**Exercise:** Print the whole listing exactly.

— start —

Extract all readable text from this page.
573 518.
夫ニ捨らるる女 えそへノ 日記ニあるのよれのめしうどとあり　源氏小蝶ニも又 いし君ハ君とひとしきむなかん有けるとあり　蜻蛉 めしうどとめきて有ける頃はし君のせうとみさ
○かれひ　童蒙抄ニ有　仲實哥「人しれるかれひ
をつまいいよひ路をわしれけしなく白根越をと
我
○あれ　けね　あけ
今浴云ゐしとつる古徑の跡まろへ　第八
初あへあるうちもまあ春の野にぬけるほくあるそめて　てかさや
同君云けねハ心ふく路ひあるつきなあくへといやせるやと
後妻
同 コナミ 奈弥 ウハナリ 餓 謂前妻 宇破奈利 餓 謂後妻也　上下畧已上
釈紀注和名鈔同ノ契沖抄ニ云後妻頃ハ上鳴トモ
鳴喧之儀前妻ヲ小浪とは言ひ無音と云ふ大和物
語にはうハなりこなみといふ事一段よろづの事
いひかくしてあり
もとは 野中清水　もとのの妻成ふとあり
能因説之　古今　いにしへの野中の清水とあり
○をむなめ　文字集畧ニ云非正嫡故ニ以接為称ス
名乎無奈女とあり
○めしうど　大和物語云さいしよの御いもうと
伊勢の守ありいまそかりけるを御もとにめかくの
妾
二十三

— end —

**In response:**
Extract all readable text from this page.
573 518.
夫ニ捨らるる女 えそへノ 日記ニあるのよれのめしうどとあり　源氏小蝶ニも又 いし君ハ君とひとしきむなかん有けるとあり　蜻蛉 めしうどとめきて有ける頃はし君のせうとみさ
○かれひ　童蒙抄ニ有　仲實哥「人しれるかれひ
をつまいいよひ路をわしれけしなく白根越をと
我
○あれ　けね　あけ
今浴云ゐしとつる古徑の跡まろへ　第八
初あへあるうちもまあ春の野にぬけるほくあるそめて　てかさや
同君云けねハ心ふく路ひあるつきなあくへといやせるやと
後妻
同 コナミ 奈弥 ウハナリ 餓 謂前妻 宇破奈利 餓 謂後妻也　上下畧已上
釈紀注和名鈔同ノ契沖抄ニ云後妻頃ハ上鳴トモ
鳴喧之儀前妻ヲ小浪とは言ひ無音と云ふ大和物
語にはうハなりこなみといふ事一段よろづの事
いひかくしてあり
もとは 野中清水　もとのの妻成ふとあり
能因説之　古今　いにしへの野中の清水とあり
○をむなめ　文字集畧ニ云非正嫡故ニ以接為称ス
名乎無奈女とあり
○めしうど　大和物語云さいしよの御いもうと
伊勢の守ありいまそかりけるを御もとにめかくの
妾
二十三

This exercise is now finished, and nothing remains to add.